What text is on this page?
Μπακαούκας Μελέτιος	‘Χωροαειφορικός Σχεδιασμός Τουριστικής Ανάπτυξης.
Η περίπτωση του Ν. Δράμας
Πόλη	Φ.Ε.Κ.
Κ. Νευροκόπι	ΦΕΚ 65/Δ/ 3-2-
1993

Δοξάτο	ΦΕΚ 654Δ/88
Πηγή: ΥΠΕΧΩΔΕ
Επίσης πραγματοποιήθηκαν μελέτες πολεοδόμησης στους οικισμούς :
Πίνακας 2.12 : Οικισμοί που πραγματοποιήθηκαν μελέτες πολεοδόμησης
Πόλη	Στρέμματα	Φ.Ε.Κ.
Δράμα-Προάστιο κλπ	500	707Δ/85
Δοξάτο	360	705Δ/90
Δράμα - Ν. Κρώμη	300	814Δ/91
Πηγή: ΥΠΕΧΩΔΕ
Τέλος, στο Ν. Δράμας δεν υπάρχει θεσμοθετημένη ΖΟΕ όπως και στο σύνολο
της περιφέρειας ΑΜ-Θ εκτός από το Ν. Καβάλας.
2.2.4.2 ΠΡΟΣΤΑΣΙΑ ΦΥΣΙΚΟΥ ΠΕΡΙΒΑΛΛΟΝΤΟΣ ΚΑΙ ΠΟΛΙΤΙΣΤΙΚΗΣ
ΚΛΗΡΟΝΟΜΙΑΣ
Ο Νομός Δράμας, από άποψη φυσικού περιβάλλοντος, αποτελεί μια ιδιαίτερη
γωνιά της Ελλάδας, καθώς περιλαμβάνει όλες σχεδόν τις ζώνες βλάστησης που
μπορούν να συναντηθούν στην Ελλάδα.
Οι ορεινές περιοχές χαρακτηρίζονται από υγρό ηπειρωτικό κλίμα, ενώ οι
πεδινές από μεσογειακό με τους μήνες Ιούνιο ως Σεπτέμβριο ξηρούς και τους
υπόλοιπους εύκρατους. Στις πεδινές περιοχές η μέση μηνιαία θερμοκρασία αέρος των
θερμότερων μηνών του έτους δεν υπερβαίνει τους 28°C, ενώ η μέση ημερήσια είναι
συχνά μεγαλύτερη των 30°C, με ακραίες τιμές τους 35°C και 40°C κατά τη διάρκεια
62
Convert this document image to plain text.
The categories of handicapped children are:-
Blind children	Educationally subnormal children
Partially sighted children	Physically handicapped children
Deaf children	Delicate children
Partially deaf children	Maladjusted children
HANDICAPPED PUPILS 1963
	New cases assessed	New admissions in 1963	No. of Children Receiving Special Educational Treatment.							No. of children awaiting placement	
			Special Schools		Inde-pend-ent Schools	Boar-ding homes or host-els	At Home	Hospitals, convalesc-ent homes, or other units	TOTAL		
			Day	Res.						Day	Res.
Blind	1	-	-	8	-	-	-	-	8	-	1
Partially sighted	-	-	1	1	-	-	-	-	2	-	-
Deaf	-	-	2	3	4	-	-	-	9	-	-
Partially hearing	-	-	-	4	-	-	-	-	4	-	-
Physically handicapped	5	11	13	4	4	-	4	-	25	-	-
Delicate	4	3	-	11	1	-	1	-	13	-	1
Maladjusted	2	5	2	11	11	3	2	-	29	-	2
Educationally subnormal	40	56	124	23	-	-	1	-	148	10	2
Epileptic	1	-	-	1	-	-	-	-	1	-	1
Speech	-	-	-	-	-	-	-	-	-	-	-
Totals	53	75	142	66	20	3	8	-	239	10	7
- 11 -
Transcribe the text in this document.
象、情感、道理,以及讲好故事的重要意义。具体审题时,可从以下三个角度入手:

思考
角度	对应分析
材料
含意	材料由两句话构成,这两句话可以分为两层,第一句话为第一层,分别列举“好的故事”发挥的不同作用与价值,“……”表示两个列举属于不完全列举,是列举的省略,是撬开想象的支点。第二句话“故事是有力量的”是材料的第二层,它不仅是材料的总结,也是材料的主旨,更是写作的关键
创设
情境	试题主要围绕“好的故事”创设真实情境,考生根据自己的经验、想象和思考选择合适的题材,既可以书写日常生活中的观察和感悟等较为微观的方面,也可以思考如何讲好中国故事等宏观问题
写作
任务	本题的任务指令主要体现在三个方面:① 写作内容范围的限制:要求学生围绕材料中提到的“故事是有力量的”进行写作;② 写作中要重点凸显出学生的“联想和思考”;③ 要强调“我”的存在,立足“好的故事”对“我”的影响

■ ■ ■

▸ WHAT YOU SHOULD DO: Print the records above in full, exactly.

▸ RESPONSE TO THIS EXERCISE:
What text is on this page?
Μπακαούκας Μελέτιος	‘Χωροαειφορικός Σχεδιασμός Τουριστικής Ανάπτυξης.
Η περίπτωση του Ν. Δράμας
Πόλη	Φ.Ε.Κ.
Κ. Νευροκόπι	ΦΕΚ 65/Δ/ 3-2-
1993

Δοξάτο	ΦΕΚ 654Δ/88
Πηγή: ΥΠΕΧΩΔΕ
Επίσης πραγματοποιήθηκαν μελέτες πολεοδόμησης στους οικισμούς :
Πίνακας 2.12 : Οικισμοί που πραγματοποιήθηκαν μελέτες πολεοδόμησης
Πόλη	Στρέμματα	Φ.Ε.Κ.
Δράμα-Προάστιο κλπ	500	707Δ/85
Δοξάτο	360	705Δ/90
Δράμα - Ν. Κρώμη	300	814Δ/91
Πηγή: ΥΠΕΧΩΔΕ
Τέλος, στο Ν. Δράμας δεν υπάρχει θεσμοθετημένη ΖΟΕ όπως και στο σύνολο
της περιφέρειας ΑΜ-Θ εκτός από το Ν. Καβάλας.
2.2.4.2 ΠΡΟΣΤΑΣΙΑ ΦΥΣΙΚΟΥ ΠΕΡΙΒΑΛΛΟΝΤΟΣ ΚΑΙ ΠΟΛΙΤΙΣΤΙΚΗΣ
ΚΛΗΡΟΝΟΜΙΑΣ
Ο Νομός Δράμας, από άποψη φυσικού περιβάλλοντος, αποτελεί μια ιδιαίτερη
γωνιά της Ελλάδας, καθώς περιλαμβάνει όλες σχεδόν τις ζώνες βλάστησης που
μπορούν να συναντηθούν στην Ελλάδα.
Οι ορεινές περιοχές χαρακτηρίζονται από υγρό ηπειρωτικό κλίμα, ενώ οι
πεδινές από μεσογειακό με τους μήνες Ιούνιο ως Σεπτέμβριο ξηρούς και τους
υπόλοιπους εύκρατους. Στις πεδινές περιοχές η μέση μηνιαία θερμοκρασία αέρος των
θερμότερων μηνών του έτους δεν υπερβαίνει τους 28°C, ενώ η μέση ημερήσια είναι
συχνά μεγαλύτερη των 30°C, με ακραίες τιμές τους 35°C και 40°C κατά τη διάρκεια
62
Convert this document image to plain text.
The categories of handicapped children are:-
Blind children	Educationally subnormal children
Partially sighted children	Physically handicapped children
Deaf children	Delicate children
Partially deaf children	Maladjusted children
HANDICAPPED PUPILS 1963
	New cases assessed	New admissions in 1963	No. of Children Receiving Special Educational Treatment.							No. of children awaiting placement	
			Special Schools		Inde-pend-ent Schools	Boar-ding homes or host-els	At Home	Hospitals, convalesc-ent homes, or other units	TOTAL		
			Day	Res.						Day	Res.
Blind	1	-	-	8	-	-	-	-	8	-	1
Partially sighted	-	-	1	1	-	-	-	-	2	-	-
Deaf	-	-	2	3	4	-	-	-	9	-	-
Partially hearing	-	-	-	4	-	-	-	-	4	-	-
Physically handicapped	5	11	13	4	4	-	4	-	25	-	-
Delicate	4	3	-	11	1	-	1	-	13	-	1
Maladjusted	2	5	2	11	11	3	2	-	29	-	2
Educationally subnormal	40	56	124	23	-	-	1	-	148	10	2
Epileptic	1	-	-	1	-	-	-	-	1	-	1
Speech	-	-	-	-	-	-	-	-	-	-	-
Totals	53	75	142	66	20	3	8	-	239	10	7
- 11 -
Transcribe the text in this document.
象、情感、道理,以及讲好故事的重要意义。具体审题时,可从以下三个角度入手:

思考
角度	对应分析
材料
含意	材料由两句话构成,这两句话可以分为两层,第一句话为第一层,分别列举“好的故事”发挥的不同作用与价值,“……”表示两个列举属于不完全列举,是列举的省略,是撬开想象的支点。第二句话“故事是有力量的”是材料的第二层,它不仅是材料的总结,也是材料的主旨,更是写作的关键
创设
情境	试题主要围绕“好的故事”创设真实情境,考生根据自己的经验、想象和思考选择合适的题材,既可以书写日常生活中的观察和感悟等较为微观的方面,也可以思考如何讲好中国故事等宏观问题
写作
任务	本题的任务指令主要体现在三个方面:① 写作内容范围的限制:要求学生围绕材料中提到的“故事是有力量的”进行写作;② 写作中要重点凸显出学生的“联想和思考”;③ 要强调“我”的存在,立足“好的故事”对“我”的影响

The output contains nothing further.